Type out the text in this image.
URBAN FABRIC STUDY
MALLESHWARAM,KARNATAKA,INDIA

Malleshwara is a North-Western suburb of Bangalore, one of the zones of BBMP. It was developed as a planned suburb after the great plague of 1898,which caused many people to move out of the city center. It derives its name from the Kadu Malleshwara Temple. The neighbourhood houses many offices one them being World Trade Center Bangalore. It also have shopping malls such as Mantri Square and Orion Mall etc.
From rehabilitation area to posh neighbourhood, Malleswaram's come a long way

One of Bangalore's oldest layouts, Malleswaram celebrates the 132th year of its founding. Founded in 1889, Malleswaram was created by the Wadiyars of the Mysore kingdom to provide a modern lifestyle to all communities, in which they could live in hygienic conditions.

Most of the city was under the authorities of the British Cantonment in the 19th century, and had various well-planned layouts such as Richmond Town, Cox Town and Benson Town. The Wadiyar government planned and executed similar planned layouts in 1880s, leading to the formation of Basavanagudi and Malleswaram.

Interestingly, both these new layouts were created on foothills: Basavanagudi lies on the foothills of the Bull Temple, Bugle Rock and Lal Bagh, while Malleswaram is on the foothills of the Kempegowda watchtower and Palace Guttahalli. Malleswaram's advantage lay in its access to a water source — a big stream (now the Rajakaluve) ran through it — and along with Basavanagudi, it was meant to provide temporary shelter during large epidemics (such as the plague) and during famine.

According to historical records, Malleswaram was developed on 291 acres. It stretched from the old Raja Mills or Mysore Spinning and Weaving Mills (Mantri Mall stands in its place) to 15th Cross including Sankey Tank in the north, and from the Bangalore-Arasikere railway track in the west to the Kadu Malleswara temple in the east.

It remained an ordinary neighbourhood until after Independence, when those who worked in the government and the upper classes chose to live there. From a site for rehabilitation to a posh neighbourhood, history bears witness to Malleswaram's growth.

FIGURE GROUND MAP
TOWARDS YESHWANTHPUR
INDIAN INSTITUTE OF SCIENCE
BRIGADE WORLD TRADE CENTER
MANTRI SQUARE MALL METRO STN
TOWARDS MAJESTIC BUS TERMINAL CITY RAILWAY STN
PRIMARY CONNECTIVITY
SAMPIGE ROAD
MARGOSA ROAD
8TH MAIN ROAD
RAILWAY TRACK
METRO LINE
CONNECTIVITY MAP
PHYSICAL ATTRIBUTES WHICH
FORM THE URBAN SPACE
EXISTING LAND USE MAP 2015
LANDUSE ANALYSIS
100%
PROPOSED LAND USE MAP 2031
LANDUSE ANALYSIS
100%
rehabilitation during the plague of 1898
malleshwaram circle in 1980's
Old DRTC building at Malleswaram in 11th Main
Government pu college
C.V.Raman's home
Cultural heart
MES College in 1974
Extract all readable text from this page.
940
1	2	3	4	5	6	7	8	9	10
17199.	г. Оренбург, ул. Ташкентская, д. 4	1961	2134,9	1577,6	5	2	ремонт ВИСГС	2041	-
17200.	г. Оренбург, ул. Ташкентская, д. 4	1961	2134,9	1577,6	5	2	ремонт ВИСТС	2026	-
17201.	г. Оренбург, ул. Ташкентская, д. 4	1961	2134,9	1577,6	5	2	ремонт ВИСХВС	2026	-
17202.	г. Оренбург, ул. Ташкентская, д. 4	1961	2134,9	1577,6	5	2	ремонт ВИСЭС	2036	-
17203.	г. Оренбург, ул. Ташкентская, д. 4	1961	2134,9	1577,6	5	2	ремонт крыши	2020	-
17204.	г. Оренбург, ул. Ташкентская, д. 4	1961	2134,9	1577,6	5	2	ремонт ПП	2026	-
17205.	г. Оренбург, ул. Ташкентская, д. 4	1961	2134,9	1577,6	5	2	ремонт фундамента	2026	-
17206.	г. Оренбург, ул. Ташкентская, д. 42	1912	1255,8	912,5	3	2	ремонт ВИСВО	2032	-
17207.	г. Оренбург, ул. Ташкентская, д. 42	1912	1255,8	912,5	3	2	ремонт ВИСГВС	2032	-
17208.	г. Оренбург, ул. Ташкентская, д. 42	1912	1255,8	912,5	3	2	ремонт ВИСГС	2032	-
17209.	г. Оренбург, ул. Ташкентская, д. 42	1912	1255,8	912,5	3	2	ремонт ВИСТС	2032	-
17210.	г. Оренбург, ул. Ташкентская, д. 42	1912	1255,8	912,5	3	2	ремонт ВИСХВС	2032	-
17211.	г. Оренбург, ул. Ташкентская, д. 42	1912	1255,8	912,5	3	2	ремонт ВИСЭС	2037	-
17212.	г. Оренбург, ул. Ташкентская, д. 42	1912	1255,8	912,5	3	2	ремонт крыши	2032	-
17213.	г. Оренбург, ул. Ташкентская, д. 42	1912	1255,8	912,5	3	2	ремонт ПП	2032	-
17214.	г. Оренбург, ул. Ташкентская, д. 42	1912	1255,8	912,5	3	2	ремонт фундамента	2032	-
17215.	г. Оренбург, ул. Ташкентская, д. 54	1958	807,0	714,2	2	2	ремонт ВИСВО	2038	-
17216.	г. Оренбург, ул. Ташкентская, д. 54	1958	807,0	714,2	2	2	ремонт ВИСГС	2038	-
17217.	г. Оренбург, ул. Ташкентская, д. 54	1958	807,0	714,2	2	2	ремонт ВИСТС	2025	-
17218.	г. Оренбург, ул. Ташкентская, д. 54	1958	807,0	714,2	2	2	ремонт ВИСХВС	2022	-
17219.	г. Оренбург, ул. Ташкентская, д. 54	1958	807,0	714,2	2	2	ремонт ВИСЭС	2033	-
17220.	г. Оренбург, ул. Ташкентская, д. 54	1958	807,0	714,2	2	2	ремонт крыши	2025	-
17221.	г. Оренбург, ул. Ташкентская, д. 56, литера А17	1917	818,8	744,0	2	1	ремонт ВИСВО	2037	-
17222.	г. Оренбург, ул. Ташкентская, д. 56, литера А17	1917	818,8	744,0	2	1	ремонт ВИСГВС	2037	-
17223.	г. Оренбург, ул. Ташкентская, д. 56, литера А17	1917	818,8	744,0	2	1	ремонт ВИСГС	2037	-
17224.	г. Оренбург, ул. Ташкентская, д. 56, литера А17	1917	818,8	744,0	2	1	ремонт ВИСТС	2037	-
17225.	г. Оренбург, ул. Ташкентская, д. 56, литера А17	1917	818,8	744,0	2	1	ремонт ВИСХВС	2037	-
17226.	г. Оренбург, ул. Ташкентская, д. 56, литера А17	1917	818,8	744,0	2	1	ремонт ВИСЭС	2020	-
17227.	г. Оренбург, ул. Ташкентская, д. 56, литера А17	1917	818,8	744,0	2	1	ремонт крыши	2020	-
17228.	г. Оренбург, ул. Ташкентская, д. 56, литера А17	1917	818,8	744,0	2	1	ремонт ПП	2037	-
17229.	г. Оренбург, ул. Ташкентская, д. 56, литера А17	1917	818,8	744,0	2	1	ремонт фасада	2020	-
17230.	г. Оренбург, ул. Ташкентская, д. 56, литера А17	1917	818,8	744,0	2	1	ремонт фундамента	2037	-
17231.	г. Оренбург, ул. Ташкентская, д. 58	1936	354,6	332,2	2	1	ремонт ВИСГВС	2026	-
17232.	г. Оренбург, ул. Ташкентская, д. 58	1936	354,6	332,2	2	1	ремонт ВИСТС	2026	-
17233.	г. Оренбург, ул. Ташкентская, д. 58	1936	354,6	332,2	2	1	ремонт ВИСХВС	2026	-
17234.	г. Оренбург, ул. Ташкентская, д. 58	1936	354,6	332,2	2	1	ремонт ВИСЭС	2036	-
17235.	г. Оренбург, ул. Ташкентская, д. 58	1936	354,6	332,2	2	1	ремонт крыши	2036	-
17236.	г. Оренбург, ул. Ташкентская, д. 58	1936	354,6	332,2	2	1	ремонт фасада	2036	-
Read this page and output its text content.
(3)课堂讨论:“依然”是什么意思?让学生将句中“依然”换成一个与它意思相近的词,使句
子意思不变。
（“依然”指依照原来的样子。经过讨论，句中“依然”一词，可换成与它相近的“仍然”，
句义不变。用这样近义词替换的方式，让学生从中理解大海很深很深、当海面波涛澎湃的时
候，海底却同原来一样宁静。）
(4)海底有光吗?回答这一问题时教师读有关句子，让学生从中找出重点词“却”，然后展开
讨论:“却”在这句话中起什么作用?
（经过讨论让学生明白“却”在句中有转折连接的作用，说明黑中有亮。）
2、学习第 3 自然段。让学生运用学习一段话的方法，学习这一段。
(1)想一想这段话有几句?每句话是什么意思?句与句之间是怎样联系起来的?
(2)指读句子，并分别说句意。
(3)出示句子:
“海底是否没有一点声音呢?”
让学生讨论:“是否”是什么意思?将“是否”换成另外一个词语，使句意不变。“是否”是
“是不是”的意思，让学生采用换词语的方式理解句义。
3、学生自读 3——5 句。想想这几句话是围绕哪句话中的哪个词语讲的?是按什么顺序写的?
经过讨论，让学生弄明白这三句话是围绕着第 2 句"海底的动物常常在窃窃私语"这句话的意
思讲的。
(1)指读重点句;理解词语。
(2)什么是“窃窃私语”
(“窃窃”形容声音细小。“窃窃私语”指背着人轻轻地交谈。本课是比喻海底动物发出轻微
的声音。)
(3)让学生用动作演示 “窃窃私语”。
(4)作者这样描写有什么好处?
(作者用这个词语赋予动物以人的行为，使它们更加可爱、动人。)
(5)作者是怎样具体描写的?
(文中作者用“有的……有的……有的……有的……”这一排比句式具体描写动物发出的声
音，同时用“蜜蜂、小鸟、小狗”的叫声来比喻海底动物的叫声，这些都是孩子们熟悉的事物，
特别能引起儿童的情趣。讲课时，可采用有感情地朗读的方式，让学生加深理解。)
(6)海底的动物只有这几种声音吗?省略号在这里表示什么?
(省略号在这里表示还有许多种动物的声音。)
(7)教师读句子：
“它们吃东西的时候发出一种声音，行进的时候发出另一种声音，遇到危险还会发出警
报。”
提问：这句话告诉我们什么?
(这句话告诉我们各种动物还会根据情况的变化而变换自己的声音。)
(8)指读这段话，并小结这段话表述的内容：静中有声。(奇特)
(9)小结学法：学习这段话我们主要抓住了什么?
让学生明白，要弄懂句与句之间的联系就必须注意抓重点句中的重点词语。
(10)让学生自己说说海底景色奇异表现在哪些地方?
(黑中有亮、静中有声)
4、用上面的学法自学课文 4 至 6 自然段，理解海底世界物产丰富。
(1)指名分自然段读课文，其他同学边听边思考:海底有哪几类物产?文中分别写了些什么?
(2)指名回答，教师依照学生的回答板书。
━━━━
→ **Written task**
Only the lines from the one that contains "Read this page and output its text content." to the end of the entries above should be given again, exactly and in full.

→ **Exercise solution**
Read this page and output its text content.
(3)课堂讨论:“依然”是什么意思?让学生将句中“依然”换成一个与它意思相近的词,使句
子意思不变。
（“依然”指依照原来的样子。经过讨论，句中“依然”一词，可换成与它相近的“仍然”，
句义不变。用这样近义词替换的方式，让学生从中理解大海很深很深、当海面波涛澎湃的时
候，海底却同原来一样宁静。）
(4)海底有光吗?回答这一问题时教师读有关句子，让学生从中找出重点词“却”，然后展开
讨论:“却”在这句话中起什么作用?
（经过讨论让学生明白“却”在句中有转折连接的作用，说明黑中有亮。）
2、学习第 3 自然段。让学生运用学习一段话的方法，学习这一段。
(1)想一想这段话有几句?每句话是什么意思?句与句之间是怎样联系起来的?
(2)指读句子，并分别说句意。
(3)出示句子:
“海底是否没有一点声音呢?”
让学生讨论:“是否”是什么意思?将“是否”换成另外一个词语，使句意不变。“是否”是
“是不是”的意思，让学生采用换词语的方式理解句义。
3、学生自读 3——5 句。想想这几句话是围绕哪句话中的哪个词语讲的?是按什么顺序写的?
经过讨论，让学生弄明白这三句话是围绕着第 2 句"海底的动物常常在窃窃私语"这句话的意
思讲的。
(1)指读重点句;理解词语。
(2)什么是“窃窃私语”
(“窃窃”形容声音细小。“窃窃私语”指背着人轻轻地交谈。本课是比喻海底动物发出轻微
的声音。)
(3)让学生用动作演示 “窃窃私语”。
(4)作者这样描写有什么好处?
(作者用这个词语赋予动物以人的行为，使它们更加可爱、动人。)
(5)作者是怎样具体描写的?
(文中作者用“有的……有的……有的……有的……”这一排比句式具体描写动物发出的声
音，同时用“蜜蜂、小鸟、小狗”的叫声来比喻海底动物的叫声，这些都是孩子们熟悉的事物，
特别能引起儿童的情趣。讲课时，可采用有感情地朗读的方式，让学生加深理解。)
(6)海底的动物只有这几种声音吗?省略号在这里表示什么?
(省略号在这里表示还有许多种动物的声音。)
(7)教师读句子：
“它们吃东西的时候发出一种声音，行进的时候发出另一种声音，遇到危险还会发出警
报。”
提问：这句话告诉我们什么?
(这句话告诉我们各种动物还会根据情况的变化而变换自己的声音。)
(8)指读这段话，并小结这段话表述的内容：静中有声。(奇特)
(9)小结学法：学习这段话我们主要抓住了什么?
让学生明白，要弄懂句与句之间的联系就必须注意抓重点句中的重点词语。
(10)让学生自己说说海底景色奇异表现在哪些地方?
(黑中有亮、静中有声)
4、用上面的学法自学课文 4 至 6 自然段，理解海底世界物产丰富。
(1)指名分自然段读课文，其他同学边听边思考:海底有哪几类物产?文中分别写了些什么?
(2)指名回答，教师依照学生的回答板书。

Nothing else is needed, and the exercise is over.